Short problem: Copy out every line that contains "wpisu".

──────── Records shown

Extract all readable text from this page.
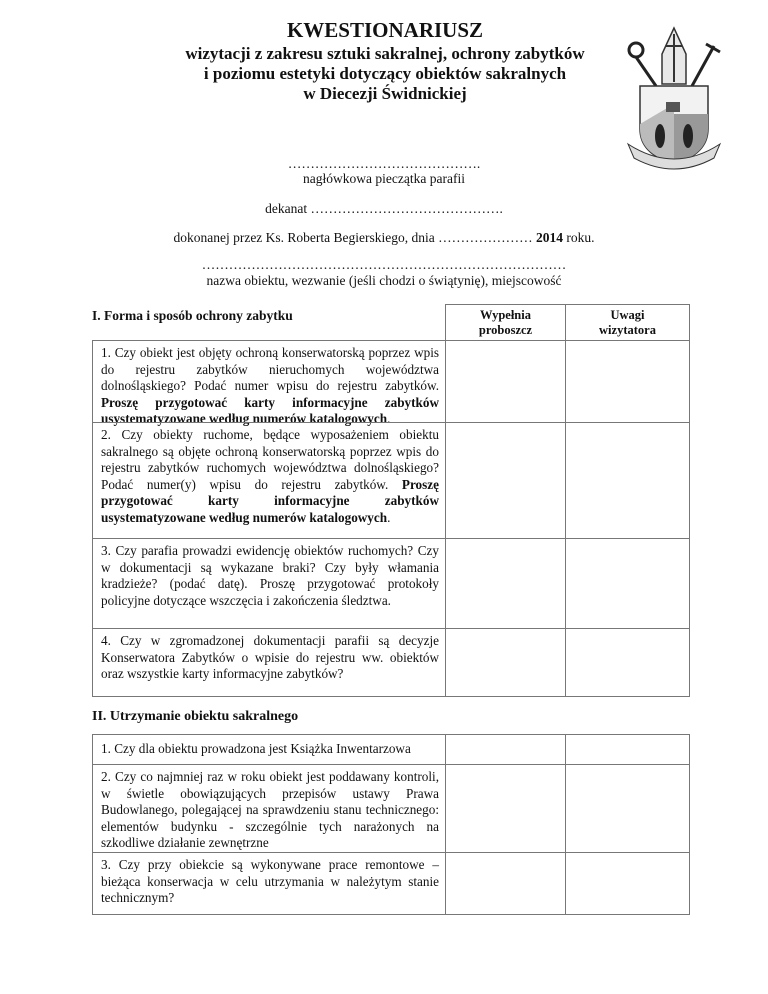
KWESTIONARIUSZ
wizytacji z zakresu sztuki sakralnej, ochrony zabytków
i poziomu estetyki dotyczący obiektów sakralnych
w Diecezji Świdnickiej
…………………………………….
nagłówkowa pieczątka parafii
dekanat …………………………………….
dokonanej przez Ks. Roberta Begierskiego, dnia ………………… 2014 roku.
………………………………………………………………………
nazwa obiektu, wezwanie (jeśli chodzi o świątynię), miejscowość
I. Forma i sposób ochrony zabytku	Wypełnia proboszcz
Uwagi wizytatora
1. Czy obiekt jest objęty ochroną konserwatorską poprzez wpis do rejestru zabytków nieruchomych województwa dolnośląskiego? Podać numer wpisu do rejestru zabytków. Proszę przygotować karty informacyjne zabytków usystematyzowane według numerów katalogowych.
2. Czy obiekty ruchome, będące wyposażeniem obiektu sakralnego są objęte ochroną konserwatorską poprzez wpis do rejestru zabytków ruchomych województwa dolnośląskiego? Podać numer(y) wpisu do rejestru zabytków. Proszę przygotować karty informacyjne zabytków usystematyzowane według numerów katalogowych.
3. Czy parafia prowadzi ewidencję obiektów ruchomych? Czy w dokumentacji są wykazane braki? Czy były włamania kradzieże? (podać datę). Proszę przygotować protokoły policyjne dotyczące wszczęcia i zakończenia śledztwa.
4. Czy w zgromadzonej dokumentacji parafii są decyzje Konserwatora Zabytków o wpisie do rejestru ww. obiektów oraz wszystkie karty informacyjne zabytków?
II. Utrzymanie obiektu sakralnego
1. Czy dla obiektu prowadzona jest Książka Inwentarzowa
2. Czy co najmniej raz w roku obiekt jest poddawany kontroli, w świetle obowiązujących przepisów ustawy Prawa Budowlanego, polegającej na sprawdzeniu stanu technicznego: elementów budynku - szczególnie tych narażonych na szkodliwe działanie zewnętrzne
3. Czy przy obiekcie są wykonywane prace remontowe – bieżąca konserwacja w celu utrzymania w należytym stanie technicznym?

────────────────
──────── Records shown

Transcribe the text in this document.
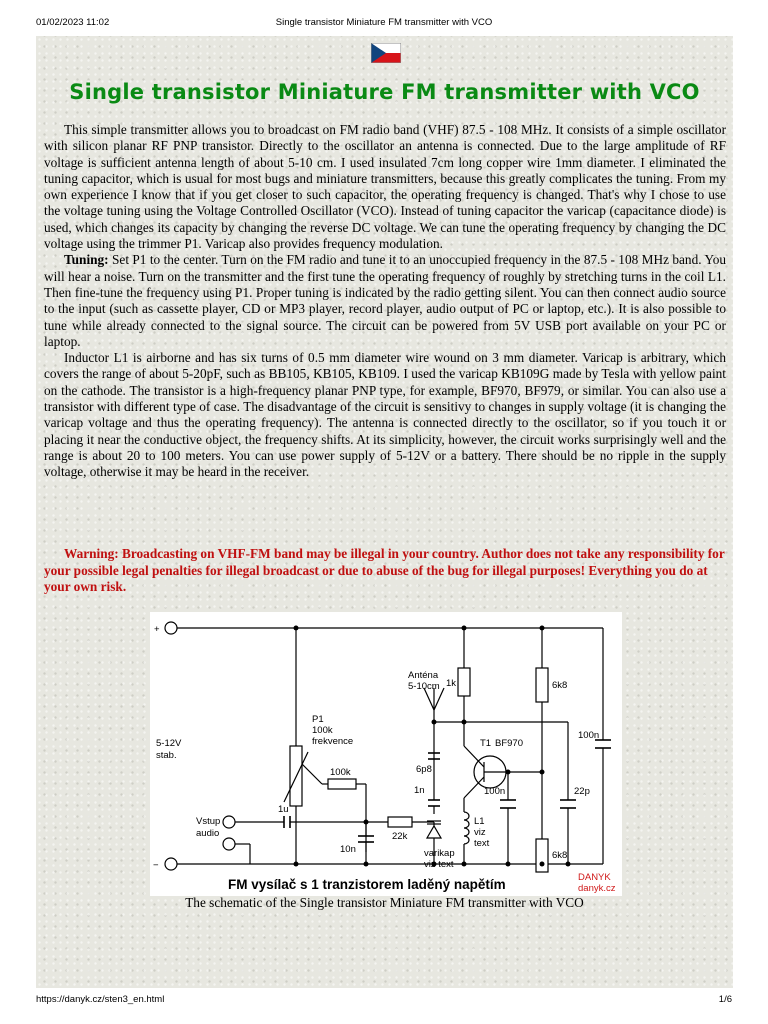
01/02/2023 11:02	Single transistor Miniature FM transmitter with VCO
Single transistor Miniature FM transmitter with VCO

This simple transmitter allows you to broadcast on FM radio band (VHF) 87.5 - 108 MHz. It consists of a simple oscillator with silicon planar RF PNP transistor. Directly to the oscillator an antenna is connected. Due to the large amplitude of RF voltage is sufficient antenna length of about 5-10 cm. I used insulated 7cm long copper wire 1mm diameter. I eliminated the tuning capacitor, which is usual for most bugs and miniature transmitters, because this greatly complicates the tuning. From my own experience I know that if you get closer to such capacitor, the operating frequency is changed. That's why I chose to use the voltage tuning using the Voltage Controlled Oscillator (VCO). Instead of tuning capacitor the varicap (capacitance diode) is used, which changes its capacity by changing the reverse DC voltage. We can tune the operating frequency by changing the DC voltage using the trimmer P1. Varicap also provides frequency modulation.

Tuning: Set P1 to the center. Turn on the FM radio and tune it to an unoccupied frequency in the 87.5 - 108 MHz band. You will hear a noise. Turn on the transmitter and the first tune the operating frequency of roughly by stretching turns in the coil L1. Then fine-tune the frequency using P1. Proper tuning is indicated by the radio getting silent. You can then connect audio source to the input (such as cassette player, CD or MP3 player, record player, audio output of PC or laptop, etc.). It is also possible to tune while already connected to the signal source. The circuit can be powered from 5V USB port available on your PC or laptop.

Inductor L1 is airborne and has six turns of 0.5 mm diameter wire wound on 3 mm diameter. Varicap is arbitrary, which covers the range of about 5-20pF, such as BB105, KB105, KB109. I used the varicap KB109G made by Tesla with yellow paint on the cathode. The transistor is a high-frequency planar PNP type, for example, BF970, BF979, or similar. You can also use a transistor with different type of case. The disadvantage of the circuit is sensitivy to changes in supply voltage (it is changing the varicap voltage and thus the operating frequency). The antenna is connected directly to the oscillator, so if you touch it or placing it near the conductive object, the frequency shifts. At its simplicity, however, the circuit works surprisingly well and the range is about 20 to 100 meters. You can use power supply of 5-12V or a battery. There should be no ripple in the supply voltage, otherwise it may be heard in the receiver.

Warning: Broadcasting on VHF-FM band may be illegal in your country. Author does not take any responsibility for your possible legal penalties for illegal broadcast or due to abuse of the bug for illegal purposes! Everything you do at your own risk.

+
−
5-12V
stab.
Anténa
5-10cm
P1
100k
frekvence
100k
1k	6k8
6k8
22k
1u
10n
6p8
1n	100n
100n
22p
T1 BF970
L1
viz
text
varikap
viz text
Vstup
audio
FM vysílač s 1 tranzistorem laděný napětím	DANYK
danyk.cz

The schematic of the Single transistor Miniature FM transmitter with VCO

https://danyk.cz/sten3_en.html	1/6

────────────────
──────── Records shown

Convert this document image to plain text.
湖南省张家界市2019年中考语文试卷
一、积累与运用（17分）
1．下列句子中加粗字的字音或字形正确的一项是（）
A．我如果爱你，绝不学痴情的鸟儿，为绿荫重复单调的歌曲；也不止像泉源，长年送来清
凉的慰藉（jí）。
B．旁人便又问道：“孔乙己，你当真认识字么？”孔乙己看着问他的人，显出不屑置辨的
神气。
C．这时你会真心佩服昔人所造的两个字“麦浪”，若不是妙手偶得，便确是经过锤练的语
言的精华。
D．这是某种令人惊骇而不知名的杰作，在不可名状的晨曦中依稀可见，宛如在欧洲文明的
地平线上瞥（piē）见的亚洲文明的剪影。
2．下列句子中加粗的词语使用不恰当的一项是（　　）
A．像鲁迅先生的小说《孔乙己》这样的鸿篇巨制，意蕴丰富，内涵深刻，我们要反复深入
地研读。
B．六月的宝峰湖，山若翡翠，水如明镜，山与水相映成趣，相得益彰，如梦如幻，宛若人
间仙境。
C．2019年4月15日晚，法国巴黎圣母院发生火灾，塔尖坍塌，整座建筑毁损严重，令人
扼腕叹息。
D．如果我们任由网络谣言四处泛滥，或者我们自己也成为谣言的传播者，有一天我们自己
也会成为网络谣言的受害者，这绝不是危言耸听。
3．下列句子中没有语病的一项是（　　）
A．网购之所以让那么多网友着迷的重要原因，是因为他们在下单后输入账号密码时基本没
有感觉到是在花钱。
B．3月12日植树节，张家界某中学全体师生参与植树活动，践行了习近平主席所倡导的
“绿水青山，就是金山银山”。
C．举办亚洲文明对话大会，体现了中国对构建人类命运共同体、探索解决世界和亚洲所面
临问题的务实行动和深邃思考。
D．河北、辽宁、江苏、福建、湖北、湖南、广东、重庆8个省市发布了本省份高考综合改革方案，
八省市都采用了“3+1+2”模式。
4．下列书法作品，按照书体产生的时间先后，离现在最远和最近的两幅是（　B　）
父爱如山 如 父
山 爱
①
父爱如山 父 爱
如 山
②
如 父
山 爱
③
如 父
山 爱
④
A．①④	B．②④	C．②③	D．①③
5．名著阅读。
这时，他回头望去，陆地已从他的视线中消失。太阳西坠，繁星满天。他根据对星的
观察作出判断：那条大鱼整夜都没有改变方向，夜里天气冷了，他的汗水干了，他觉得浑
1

────────────────

Answer for the task:
1. Czy obiekt jest objęty ochroną konserwatorską poprzez wpis do rejestru zabytków nieruchomych województwa dolnośląskiego? Podać numer wpisu do rejestru zabytków. Proszę przygotować karty informacyjne zabytków usystematyzowane według numerów katalogowych.
2. Czy obiekty ruchome, będące wyposażeniem obiektu sakralnego są objęte ochroną konserwatorską poprzez wpis do rejestru zabytków ruchomych województwa dolnośląskiego? Podać numer(y) wpisu do rejestru zabytków. Proszę przygotować karty informacyjne zabytków usystematyzowane według numerów katalogowych.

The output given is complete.